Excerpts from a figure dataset
..........
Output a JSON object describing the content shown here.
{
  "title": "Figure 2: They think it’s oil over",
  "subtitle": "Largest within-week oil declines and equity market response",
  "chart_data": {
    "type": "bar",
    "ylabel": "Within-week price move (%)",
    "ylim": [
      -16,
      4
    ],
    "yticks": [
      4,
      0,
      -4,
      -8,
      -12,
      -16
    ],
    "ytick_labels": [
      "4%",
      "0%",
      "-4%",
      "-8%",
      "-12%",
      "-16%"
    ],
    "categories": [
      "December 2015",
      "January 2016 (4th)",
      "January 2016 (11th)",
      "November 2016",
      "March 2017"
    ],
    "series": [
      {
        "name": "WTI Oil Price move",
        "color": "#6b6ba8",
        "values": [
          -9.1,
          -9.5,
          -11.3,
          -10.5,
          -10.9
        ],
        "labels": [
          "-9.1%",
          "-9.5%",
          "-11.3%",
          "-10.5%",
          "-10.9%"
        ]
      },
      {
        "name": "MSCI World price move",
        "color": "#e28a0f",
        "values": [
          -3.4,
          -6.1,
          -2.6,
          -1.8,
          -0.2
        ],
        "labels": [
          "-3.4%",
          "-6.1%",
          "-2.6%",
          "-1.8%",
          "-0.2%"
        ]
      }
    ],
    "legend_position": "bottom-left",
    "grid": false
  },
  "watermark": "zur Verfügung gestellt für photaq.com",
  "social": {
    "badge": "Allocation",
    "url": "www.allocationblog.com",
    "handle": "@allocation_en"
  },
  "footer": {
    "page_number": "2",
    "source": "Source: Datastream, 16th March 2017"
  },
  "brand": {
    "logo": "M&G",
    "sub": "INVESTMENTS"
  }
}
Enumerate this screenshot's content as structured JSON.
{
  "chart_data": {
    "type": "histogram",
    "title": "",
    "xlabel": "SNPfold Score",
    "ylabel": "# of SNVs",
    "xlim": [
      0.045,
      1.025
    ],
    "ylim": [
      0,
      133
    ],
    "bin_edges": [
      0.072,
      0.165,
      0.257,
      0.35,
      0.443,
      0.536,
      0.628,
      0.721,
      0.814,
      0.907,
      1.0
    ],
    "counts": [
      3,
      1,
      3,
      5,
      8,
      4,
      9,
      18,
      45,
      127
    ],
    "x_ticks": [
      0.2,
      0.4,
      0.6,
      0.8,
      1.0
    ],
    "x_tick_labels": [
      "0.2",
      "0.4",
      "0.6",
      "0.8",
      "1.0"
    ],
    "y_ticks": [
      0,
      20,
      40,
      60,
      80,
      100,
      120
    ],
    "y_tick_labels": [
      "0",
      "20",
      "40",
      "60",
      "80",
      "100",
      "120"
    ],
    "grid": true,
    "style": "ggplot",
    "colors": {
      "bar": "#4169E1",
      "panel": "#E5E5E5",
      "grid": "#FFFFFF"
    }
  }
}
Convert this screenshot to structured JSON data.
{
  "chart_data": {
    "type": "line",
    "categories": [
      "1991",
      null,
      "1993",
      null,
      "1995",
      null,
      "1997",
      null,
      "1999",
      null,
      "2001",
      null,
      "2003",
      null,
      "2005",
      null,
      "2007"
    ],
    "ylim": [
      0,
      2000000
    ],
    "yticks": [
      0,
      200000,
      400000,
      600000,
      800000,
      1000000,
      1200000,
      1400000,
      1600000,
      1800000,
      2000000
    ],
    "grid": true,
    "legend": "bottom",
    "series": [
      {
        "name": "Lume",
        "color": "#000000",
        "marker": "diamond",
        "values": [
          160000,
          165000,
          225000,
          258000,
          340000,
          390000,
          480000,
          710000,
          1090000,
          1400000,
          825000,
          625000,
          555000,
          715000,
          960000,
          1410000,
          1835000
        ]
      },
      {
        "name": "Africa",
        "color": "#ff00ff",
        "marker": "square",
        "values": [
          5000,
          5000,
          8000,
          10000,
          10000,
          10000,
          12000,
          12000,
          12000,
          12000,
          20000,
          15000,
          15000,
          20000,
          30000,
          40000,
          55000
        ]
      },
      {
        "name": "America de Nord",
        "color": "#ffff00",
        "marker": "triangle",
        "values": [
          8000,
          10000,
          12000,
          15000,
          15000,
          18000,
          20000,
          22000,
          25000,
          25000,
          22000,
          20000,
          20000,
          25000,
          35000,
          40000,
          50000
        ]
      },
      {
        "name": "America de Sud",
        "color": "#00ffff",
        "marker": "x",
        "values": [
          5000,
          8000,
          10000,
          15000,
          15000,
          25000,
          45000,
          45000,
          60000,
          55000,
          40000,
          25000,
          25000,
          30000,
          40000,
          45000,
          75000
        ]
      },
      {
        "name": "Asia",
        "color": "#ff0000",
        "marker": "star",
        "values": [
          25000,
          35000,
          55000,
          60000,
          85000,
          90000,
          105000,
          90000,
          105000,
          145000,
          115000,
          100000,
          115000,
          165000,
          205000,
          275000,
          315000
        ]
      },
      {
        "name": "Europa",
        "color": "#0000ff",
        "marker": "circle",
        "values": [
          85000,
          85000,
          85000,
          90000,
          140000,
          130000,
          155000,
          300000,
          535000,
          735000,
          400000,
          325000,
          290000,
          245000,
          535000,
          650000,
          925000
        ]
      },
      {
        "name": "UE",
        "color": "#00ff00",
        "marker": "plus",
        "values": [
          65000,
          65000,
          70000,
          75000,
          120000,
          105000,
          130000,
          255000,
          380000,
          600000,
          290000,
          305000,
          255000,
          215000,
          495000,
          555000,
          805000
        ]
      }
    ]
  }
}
..........
The request »
Print all of the entries again, exactly as written.

Full solution »
Output a JSON object describing the content shown here.
{
  "title": "Figure 2: They think it’s oil over",
  "subtitle": "Largest within-week oil declines and equity market response",
  "chart_data": {
    "type": "bar",
    "ylabel": "Within-week price move (%)",
    "ylim": [
      -16,
      4
    ],
    "yticks": [
      4,
      0,
      -4,
      -8,
      -12,
      -16
    ],
    "ytick_labels": [
      "4%",
      "0%",
      "-4%",
      "-8%",
      "-12%",
      "-16%"
    ],
    "categories": [
      "December 2015",
      "January 2016 (4th)",
      "January 2016 (11th)",
      "November 2016",
      "March 2017"
    ],
    "series": [
      {
        "name": "WTI Oil Price move",
        "color": "#6b6ba8",
        "values": [
          -9.1,
          -9.5,
          -11.3,
          -10.5,
          -10.9
        ],
        "labels": [
          "-9.1%",
          "-9.5%",
          "-11.3%",
          "-10.5%",
          "-10.9%"
        ]
      },
      {
        "name": "MSCI World price move",
        "color": "#e28a0f",
        "values": [
          -3.4,
          -6.1,
          -2.6,
          -1.8,
          -0.2
        ],
        "labels": [
          "-3.4%",
          "-6.1%",
          "-2.6%",
          "-1.8%",
          "-0.2%"
        ]
      }
    ],
    "legend_position": "bottom-left",
    "grid": false
  },
  "watermark": "zur Verfügung gestellt für photaq.com",
  "social": {
    "badge": "Allocation",
    "url": "www.allocationblog.com",
    "handle": "@allocation_en"
  },
  "footer": {
    "page_number": "2",
    "source": "Source: Datastream, 16th March 2017"
  },
  "brand": {
    "logo": "M&G",
    "sub": "INVESTMENTS"
  }
}
Enumerate this screenshot's content as structured JSON.
{
  "chart_data": {
    "type": "histogram",
    "title": "",
    "xlabel": "SNPfold Score",
    "ylabel": "# of SNVs",
    "xlim": [
      0.045,
      1.025
    ],
    "ylim": [
      0,
      133
    ],
    "bin_edges": [
      0.072,
      0.165,
      0.257,
      0.35,
      0.443,
      0.536,
      0.628,
      0.721,
      0.814,
      0.907,
      1.0
    ],
    "counts": [
      3,
      1,
      3,
      5,
      8,
      4,
      9,
      18,
      45,
      127
    ],
    "x_ticks": [
      0.2,
      0.4,
      0.6,
      0.8,
      1.0
    ],
    "x_tick_labels": [
      "0.2",
      "0.4",
      "0.6",
      "0.8",
      "1.0"
    ],
    "y_ticks": [
      0,
      20,
      40,
      60,
      80,
      100,
      120
    ],
    "y_tick_labels": [
      "0",
      "20",
      "40",
      "60",
      "80",
      "100",
      "120"
    ],
    "grid": true,
    "style": "ggplot",
    "colors": {
      "bar": "#4169E1",
      "panel": "#E5E5E5",
      "grid": "#FFFFFF"
    }
  }
}
Convert this screenshot to structured JSON data.
{
  "chart_data": {
    "type": "line",
    "categories": [
      "1991",
      null,
      "1993",
      null,
      "1995",
      null,
      "1997",
      null,
      "1999",
      null,
      "2001",
      null,
      "2003",
      null,
      "2005",
      null,
      "2007"
    ],
    "ylim": [
      0,
      2000000
    ],
    "yticks": [
      0,
      200000,
      400000,
      600000,
      800000,
      1000000,
      1200000,
      1400000,
      1600000,
      1800000,
      2000000
    ],
    "grid": true,
    "legend": "bottom",
    "series": [
      {
        "name": "Lume",
        "color": "#000000",
        "marker": "diamond",
        "values": [
          160000,
          165000,
          225000,
          258000,
          340000,
          390000,
          480000,
          710000,
          1090000,
          1400000,
          825000,
          625000,
          555000,
          715000,
          960000,
          1410000,
          1835000
        ]
      },
      {
        "name": "Africa",
        "color": "#ff00ff",
        "marker": "square",
        "values": [
          5000,
          5000,
          8000,
          10000,
          10000,
          10000,
          12000,
          12000,
          12000,
          12000,
          20000,
          15000,
          15000,
          20000,
          30000,
          40000,
          55000
        ]
      },
      {
        "name": "America de Nord",
        "color": "#ffff00",
        "marker": "triangle",
        "values": [
          8000,
          10000,
          12000,
          15000,
          15000,
          18000,
          20000,
          22000,
          25000,
          25000,
          22000,
          20000,
          20000,
          25000,
          35000,
          40000,
          50000
        ]
      },
      {
        "name": "America de Sud",
        "color": "#00ffff",
        "marker": "x",
        "values": [
          5000,
          8000,
          10000,
          15000,
          15000,
          25000,
          45000,
          45000,
          60000,
          55000,
          40000,
          25000,
          25000,
          30000,
          40000,
          45000,
          75000
        ]
      },
      {
        "name": "Asia",
        "color": "#ff0000",
        "marker": "star",
        "values": [
          25000,
          35000,
          55000,
          60000,
          85000,
          90000,
          105000,
          90000,
          105000,
          145000,
          115000,
          100000,
          115000,
          165000,
          205000,
          275000,
          315000
        ]
      },
      {
        "name": "Europa",
        "color": "#0000ff",
        "marker": "circle",
        "values": [
          85000,
          85000,
          85000,
          90000,
          140000,
          130000,
          155000,
          300000,
          535000,
          735000,
          400000,
          325000,
          290000,
          245000,
          535000,
          650000,
          925000
        ]
      },
      {
        "name": "UE",
        "color": "#00ff00",
        "marker": "plus",
        "values": [
          65000,
          65000,
          70000,
          75000,
          120000,
          105000,
          130000,
          255000,
          380000,
          600000,
          290000,
          305000,
          255000,
          215000,
          495000,
          555000,
          805000
        ]
      }
    ]
  }
}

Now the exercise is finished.